▶ **THE REQUEST**: Check each line of the listing for the word "Automatically" and give only the number of lines that have it.
- - -
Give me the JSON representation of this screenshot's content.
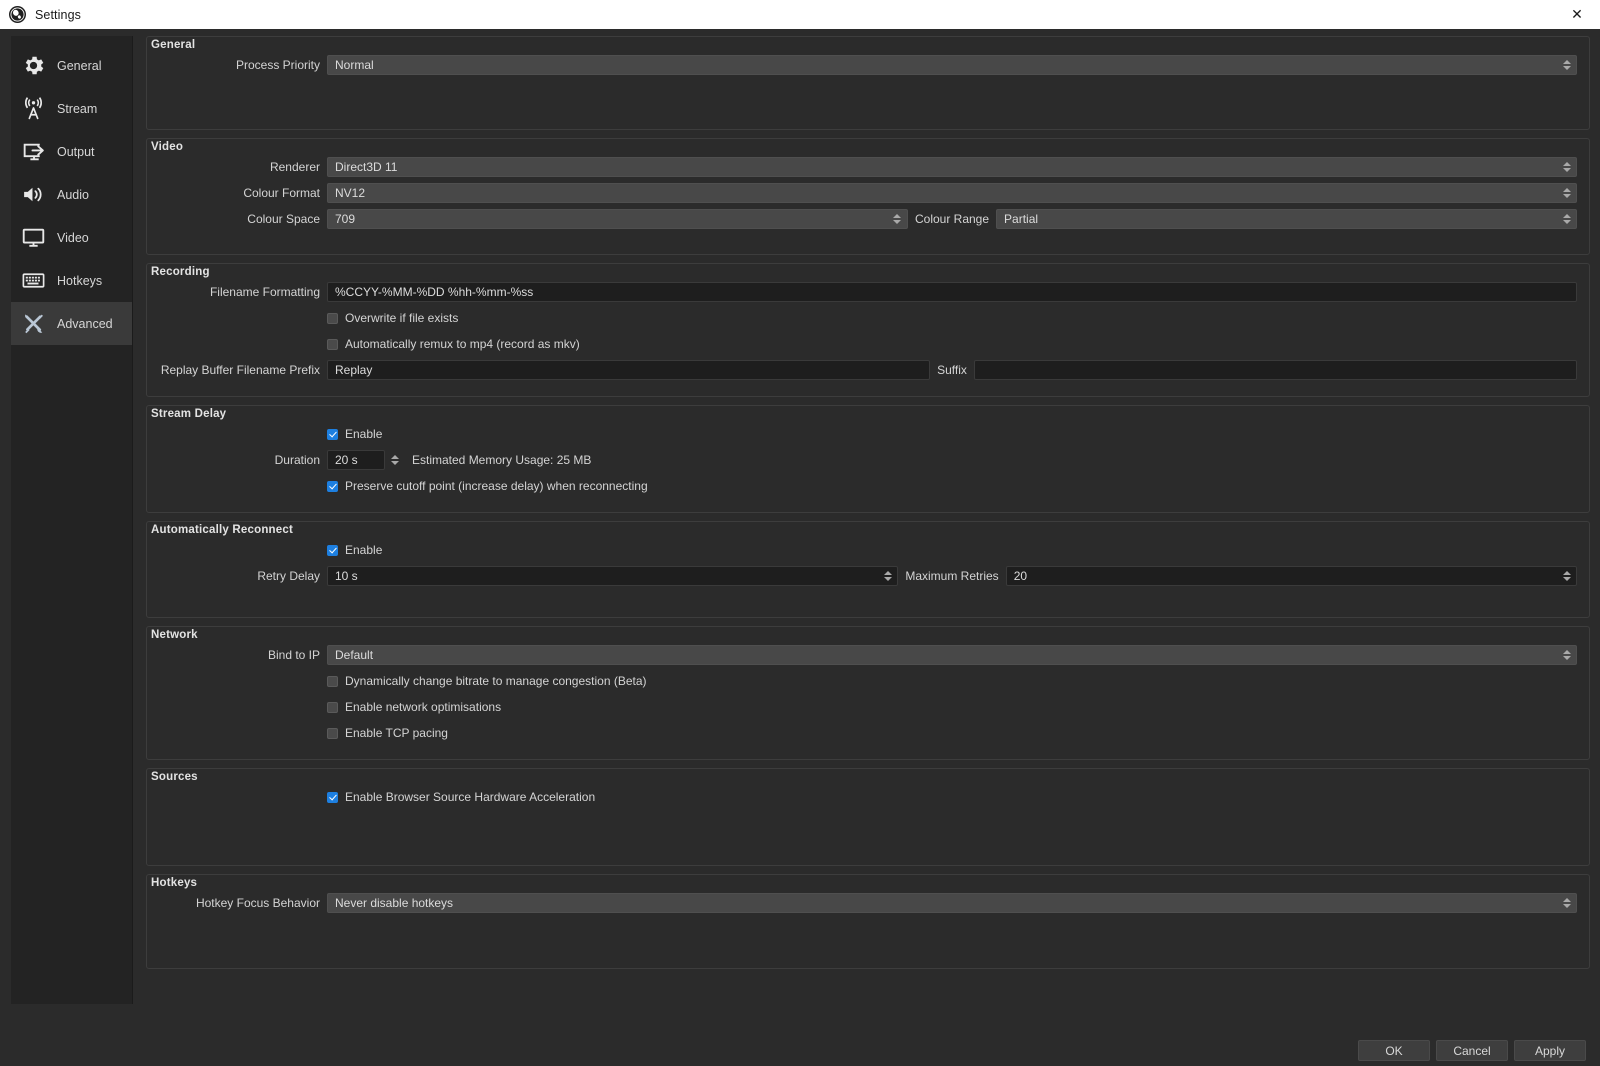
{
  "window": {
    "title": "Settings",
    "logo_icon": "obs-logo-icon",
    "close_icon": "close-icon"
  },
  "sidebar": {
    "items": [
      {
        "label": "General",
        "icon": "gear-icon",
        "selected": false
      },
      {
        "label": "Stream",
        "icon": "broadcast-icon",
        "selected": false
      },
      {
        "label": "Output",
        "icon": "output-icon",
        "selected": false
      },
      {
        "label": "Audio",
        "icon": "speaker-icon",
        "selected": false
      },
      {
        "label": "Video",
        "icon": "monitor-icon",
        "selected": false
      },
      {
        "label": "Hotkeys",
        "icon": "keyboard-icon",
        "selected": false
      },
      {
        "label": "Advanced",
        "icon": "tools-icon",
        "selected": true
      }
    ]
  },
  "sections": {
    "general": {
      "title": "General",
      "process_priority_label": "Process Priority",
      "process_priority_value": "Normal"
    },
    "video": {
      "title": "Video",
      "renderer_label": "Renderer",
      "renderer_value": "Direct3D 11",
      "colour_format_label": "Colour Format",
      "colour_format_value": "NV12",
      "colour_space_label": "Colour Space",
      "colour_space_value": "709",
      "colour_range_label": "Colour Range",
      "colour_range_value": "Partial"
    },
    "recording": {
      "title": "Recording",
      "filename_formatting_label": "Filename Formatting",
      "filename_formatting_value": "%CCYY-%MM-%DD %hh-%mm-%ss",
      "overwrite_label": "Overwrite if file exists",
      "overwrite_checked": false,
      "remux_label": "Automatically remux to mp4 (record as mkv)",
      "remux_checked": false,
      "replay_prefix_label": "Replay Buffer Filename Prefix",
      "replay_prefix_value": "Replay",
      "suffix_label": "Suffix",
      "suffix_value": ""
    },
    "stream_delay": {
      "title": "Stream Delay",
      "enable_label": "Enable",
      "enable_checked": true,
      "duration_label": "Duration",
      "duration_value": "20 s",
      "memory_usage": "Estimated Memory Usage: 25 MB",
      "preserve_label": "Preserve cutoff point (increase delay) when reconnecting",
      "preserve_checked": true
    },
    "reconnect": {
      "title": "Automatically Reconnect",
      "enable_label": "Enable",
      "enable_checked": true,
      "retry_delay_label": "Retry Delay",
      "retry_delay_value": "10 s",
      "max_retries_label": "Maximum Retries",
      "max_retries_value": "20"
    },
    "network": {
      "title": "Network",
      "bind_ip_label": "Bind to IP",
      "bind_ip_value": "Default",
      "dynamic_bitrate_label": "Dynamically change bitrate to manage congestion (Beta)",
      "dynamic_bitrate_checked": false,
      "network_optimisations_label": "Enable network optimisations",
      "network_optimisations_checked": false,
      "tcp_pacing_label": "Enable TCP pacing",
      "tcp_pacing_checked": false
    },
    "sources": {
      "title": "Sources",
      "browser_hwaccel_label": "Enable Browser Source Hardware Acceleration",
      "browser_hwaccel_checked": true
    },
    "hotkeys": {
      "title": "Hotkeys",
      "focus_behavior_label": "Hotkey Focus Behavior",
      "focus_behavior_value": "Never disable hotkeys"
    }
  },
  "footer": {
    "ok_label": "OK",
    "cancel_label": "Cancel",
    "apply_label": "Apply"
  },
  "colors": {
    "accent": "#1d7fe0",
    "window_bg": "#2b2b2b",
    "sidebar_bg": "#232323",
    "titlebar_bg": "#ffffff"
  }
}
- - -
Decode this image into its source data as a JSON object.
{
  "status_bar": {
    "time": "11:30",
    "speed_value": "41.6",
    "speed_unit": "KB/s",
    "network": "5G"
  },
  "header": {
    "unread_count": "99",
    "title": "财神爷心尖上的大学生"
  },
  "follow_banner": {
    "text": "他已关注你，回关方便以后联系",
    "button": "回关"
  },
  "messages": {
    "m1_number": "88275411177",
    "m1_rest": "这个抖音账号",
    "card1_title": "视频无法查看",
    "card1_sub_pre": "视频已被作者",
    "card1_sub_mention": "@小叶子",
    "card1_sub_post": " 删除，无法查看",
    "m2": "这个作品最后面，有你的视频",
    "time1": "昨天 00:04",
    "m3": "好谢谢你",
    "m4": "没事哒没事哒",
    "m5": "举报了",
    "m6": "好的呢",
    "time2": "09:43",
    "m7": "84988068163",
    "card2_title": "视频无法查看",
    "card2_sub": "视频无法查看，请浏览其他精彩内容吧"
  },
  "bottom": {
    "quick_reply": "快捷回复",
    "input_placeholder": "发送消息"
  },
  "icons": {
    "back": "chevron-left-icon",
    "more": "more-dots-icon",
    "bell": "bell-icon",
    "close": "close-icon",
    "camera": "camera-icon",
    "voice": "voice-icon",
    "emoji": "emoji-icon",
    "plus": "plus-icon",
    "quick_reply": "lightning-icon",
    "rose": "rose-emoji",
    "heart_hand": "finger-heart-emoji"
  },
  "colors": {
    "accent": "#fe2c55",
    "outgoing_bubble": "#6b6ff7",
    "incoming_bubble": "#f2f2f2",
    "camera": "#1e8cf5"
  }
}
- - -
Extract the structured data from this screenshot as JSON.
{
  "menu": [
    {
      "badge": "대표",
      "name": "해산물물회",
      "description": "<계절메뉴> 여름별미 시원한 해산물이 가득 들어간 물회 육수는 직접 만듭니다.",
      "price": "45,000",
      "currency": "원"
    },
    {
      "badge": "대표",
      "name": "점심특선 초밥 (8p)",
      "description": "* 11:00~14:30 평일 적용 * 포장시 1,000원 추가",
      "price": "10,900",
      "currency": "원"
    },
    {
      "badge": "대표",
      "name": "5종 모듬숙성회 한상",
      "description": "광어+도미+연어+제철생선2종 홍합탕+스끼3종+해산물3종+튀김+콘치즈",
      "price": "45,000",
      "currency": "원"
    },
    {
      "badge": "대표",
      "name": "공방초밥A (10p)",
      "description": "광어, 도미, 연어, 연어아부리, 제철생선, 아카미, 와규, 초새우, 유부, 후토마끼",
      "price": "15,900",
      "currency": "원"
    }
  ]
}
- - -
▶ **WRITTEN RESPONSE**: 2